### DATA SHOWN

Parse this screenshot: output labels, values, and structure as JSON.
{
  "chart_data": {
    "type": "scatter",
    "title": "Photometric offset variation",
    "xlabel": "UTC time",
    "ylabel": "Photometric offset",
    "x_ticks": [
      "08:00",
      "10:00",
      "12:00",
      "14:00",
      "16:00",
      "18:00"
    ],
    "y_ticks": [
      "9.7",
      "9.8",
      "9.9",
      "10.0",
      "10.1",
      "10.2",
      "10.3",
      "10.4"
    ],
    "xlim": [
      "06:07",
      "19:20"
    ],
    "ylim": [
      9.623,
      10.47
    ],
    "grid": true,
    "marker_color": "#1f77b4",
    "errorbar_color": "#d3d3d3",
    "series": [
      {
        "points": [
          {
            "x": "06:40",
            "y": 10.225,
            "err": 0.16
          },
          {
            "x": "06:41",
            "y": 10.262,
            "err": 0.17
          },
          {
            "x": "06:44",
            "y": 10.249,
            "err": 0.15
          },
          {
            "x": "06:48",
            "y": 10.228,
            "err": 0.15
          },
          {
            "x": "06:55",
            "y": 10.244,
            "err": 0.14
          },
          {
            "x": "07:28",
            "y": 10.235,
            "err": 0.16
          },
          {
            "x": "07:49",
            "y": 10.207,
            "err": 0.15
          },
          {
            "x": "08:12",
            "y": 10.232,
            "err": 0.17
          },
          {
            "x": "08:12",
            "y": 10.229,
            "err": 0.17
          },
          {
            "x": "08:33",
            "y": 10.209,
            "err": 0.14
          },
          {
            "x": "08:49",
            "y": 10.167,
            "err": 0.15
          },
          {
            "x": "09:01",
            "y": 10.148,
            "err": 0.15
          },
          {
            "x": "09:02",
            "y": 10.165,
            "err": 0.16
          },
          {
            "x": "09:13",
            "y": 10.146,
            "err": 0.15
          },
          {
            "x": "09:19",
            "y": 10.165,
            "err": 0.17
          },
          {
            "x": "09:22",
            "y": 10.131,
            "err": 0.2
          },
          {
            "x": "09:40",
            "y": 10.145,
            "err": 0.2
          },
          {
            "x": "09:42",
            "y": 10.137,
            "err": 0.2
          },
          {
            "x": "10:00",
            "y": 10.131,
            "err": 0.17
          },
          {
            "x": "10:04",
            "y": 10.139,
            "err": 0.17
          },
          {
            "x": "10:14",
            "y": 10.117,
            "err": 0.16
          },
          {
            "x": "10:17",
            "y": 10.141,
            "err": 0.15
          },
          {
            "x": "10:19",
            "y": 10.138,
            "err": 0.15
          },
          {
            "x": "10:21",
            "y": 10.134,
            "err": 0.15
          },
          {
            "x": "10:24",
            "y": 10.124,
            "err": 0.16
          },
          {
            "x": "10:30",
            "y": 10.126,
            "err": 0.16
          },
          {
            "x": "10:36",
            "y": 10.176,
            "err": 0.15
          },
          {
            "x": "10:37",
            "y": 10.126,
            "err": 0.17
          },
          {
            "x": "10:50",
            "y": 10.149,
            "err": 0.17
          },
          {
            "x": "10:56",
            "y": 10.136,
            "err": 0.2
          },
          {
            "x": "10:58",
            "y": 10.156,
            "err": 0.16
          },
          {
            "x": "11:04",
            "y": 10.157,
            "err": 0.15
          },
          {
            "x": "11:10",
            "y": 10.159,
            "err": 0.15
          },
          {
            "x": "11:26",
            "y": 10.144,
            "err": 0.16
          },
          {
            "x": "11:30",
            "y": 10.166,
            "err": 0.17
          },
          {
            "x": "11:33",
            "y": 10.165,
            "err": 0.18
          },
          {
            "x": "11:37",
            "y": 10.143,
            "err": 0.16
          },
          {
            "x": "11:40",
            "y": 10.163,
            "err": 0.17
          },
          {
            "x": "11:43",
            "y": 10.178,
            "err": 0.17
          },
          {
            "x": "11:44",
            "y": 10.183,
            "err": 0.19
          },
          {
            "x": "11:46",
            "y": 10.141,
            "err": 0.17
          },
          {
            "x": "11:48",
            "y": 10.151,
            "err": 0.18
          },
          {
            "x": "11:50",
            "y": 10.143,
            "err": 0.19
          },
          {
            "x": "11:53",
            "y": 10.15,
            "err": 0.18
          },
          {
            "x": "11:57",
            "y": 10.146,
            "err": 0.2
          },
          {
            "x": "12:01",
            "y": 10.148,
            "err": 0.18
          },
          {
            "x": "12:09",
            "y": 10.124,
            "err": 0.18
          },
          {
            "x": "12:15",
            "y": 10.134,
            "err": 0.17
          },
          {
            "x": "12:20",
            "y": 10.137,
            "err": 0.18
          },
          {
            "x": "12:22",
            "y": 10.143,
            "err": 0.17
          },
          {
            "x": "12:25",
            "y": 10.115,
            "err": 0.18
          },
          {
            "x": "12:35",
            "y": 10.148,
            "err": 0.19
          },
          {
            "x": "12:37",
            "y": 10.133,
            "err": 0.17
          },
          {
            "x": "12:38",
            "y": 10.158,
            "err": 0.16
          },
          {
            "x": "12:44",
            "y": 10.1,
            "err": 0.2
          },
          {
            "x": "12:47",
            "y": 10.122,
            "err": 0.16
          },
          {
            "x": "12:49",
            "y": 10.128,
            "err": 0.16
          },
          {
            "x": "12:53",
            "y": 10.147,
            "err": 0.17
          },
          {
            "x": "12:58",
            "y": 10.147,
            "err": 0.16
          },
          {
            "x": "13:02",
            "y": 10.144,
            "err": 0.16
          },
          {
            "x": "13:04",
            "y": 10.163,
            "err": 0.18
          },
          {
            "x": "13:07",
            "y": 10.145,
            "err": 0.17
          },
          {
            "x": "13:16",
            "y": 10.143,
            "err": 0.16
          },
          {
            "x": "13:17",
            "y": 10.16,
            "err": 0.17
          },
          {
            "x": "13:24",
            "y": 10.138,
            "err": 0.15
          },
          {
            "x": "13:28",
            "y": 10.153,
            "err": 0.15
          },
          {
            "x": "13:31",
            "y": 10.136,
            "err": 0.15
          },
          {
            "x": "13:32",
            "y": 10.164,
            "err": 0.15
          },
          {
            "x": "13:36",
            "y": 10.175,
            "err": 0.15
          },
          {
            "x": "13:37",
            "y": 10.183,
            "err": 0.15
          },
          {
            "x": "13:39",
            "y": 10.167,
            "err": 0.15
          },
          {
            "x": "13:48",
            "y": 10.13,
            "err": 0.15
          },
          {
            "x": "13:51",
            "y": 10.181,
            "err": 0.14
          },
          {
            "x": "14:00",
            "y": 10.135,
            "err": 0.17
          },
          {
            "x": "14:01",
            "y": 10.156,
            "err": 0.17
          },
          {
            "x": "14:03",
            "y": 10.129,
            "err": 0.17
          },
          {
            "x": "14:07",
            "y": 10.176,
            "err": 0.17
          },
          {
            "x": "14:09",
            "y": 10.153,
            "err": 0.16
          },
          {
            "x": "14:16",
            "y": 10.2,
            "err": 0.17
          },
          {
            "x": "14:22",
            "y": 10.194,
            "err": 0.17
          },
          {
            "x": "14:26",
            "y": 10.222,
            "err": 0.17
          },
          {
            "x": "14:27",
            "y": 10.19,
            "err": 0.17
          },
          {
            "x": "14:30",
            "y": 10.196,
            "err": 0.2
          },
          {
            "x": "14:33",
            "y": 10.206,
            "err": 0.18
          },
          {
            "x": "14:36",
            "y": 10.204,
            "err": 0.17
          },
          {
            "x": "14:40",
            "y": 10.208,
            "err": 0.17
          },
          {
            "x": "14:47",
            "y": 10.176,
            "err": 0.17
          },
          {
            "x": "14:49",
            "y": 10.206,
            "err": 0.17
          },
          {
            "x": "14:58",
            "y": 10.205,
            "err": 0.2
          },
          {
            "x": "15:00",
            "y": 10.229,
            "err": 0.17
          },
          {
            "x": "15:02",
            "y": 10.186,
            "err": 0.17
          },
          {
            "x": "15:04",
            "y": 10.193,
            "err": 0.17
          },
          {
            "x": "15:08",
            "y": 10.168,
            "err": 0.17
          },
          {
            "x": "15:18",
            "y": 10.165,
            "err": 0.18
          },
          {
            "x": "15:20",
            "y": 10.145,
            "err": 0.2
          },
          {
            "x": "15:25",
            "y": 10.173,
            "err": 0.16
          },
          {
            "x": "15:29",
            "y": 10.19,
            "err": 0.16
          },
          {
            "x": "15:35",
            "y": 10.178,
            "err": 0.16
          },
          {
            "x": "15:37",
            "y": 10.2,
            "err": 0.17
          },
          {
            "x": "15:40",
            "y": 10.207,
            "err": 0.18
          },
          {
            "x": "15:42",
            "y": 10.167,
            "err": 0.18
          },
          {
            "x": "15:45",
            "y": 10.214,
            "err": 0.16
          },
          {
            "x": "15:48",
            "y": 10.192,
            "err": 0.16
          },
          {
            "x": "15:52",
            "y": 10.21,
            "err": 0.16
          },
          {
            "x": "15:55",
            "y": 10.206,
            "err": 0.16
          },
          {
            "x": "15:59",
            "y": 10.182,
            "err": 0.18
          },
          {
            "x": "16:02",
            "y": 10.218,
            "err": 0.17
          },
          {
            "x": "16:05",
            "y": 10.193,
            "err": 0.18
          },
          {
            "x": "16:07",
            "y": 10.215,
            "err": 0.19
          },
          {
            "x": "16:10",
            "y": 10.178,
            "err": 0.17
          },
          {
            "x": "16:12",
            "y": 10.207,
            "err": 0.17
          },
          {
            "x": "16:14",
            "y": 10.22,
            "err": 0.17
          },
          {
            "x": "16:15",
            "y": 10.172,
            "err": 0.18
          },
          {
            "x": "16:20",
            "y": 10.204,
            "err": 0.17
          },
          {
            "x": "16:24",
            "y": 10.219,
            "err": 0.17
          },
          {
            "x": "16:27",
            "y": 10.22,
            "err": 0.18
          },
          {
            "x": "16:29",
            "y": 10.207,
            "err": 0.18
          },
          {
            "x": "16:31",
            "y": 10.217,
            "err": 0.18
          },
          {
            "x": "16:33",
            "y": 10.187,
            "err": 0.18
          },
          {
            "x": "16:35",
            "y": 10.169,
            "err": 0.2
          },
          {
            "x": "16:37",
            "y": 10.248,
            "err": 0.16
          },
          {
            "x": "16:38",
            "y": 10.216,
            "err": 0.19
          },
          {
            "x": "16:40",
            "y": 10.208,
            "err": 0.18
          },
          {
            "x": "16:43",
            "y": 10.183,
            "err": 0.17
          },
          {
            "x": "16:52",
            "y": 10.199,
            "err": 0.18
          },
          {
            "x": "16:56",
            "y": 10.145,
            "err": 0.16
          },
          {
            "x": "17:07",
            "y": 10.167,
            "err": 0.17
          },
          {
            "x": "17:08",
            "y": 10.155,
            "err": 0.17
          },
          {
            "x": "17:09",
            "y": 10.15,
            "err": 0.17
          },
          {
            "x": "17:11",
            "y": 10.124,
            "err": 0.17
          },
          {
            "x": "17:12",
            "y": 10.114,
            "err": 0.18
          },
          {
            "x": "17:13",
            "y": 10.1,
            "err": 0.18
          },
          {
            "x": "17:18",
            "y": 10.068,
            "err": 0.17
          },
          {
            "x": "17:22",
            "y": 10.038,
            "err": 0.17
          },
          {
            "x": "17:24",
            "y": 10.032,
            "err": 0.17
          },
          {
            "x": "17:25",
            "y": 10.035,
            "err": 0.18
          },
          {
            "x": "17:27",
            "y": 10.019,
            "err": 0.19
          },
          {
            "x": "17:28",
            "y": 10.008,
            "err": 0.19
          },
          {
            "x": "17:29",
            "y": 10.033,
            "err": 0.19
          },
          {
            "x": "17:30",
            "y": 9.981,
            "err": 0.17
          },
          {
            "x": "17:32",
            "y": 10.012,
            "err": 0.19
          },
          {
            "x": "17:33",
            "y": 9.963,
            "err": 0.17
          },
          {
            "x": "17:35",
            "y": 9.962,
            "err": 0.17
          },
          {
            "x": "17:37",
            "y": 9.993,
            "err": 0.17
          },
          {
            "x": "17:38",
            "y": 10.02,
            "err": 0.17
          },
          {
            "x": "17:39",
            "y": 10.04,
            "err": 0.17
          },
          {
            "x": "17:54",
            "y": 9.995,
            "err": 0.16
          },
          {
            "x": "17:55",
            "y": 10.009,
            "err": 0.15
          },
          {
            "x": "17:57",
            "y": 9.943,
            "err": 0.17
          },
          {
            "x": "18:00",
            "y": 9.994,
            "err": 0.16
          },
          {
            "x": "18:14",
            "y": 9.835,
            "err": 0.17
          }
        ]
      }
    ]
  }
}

### EXERCISE OBJECTIVE
In the listing, find each line with the string "Photometric" and copy it.

### EXERCISE RESULT
    "title": "Photometric offset variation",
    "ylabel": "Photometric offset",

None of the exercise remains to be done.